Look through the data below and return each line where "style" appears.

╔══

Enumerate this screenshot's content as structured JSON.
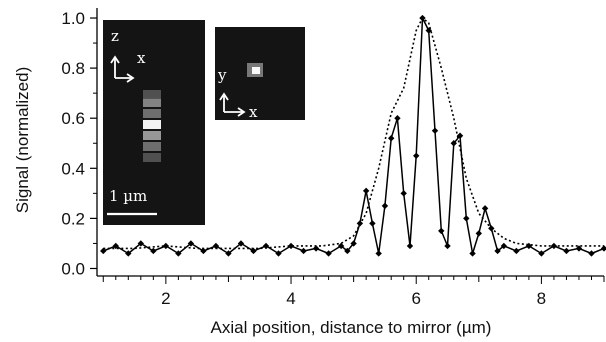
{
  "chart_data": {
    "type": "line",
    "title": "",
    "xlabel": "Axial position, distance to mirror (µm)",
    "ylabel": "Signal (normalized)",
    "xlim": [
      0.9,
      9.0
    ],
    "ylim": [
      -0.03,
      1.04
    ],
    "x_ticks": [
      "2",
      "4",
      "6",
      "8"
    ],
    "y_ticks": [
      "0.0",
      "0.2",
      "0.4",
      "0.6",
      "0.8",
      "1.0"
    ],
    "grid": false,
    "legend": "none",
    "series": [
      {
        "style": "solid line with diamond markers",
        "color": "#000000",
        "points": [
          [
            1.0,
            0.07
          ],
          [
            1.2,
            0.09
          ],
          [
            1.4,
            0.06
          ],
          [
            1.6,
            0.1
          ],
          [
            1.8,
            0.07
          ],
          [
            2.0,
            0.09
          ],
          [
            2.2,
            0.06
          ],
          [
            2.4,
            0.1
          ],
          [
            2.6,
            0.07
          ],
          [
            2.8,
            0.09
          ],
          [
            3.0,
            0.06
          ],
          [
            3.2,
            0.1
          ],
          [
            3.4,
            0.07
          ],
          [
            3.6,
            0.09
          ],
          [
            3.8,
            0.06
          ],
          [
            4.0,
            0.09
          ],
          [
            4.2,
            0.07
          ],
          [
            4.4,
            0.08
          ],
          [
            4.6,
            0.06
          ],
          [
            4.8,
            0.09
          ],
          [
            4.9,
            0.07
          ],
          [
            5.0,
            0.1
          ],
          [
            5.1,
            0.18
          ],
          [
            5.2,
            0.31
          ],
          [
            5.3,
            0.18
          ],
          [
            5.4,
            0.06
          ],
          [
            5.5,
            0.25
          ],
          [
            5.6,
            0.52
          ],
          [
            5.7,
            0.6
          ],
          [
            5.8,
            0.3
          ],
          [
            5.9,
            0.09
          ],
          [
            6.0,
            0.45
          ],
          [
            6.1,
            1.0
          ],
          [
            6.2,
            0.95
          ],
          [
            6.3,
            0.55
          ],
          [
            6.4,
            0.15
          ],
          [
            6.5,
            0.09
          ],
          [
            6.6,
            0.5
          ],
          [
            6.7,
            0.53
          ],
          [
            6.8,
            0.2
          ],
          [
            6.9,
            0.06
          ],
          [
            7.0,
            0.14
          ],
          [
            7.1,
            0.24
          ],
          [
            7.2,
            0.16
          ],
          [
            7.3,
            0.07
          ],
          [
            7.4,
            0.09
          ],
          [
            7.6,
            0.07
          ],
          [
            7.8,
            0.09
          ],
          [
            8.0,
            0.06
          ],
          [
            8.2,
            0.09
          ],
          [
            8.4,
            0.07
          ],
          [
            8.6,
            0.08
          ],
          [
            8.8,
            0.06
          ],
          [
            9.0,
            0.08
          ]
        ]
      },
      {
        "style": "dotted line",
        "color": "#000000",
        "points": [
          [
            1.0,
            0.08
          ],
          [
            1.5,
            0.08
          ],
          [
            2.0,
            0.09
          ],
          [
            2.5,
            0.08
          ],
          [
            3.0,
            0.08
          ],
          [
            3.5,
            0.08
          ],
          [
            4.0,
            0.09
          ],
          [
            4.5,
            0.09
          ],
          [
            4.8,
            0.1
          ],
          [
            5.0,
            0.13
          ],
          [
            5.2,
            0.22
          ],
          [
            5.4,
            0.4
          ],
          [
            5.6,
            0.62
          ],
          [
            5.8,
            0.72
          ],
          [
            6.0,
            0.95
          ],
          [
            6.1,
            1.0
          ],
          [
            6.2,
            0.98
          ],
          [
            6.4,
            0.8
          ],
          [
            6.6,
            0.6
          ],
          [
            6.8,
            0.36
          ],
          [
            7.0,
            0.22
          ],
          [
            7.2,
            0.16
          ],
          [
            7.4,
            0.12
          ],
          [
            7.6,
            0.1
          ],
          [
            8.0,
            0.09
          ],
          [
            8.5,
            0.09
          ],
          [
            9.0,
            0.09
          ]
        ]
      }
    ]
  },
  "insets": {
    "xz": {
      "axis_vertical": "z",
      "axis_horizontal": "x",
      "scale_bar_label": "1 µm"
    },
    "xy": {
      "axis_vertical": "y",
      "axis_horizontal": "x"
    }
  }
}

╚══

[Final answer]
        "style": "solid line with diamond markers",
        "style": "dotted line",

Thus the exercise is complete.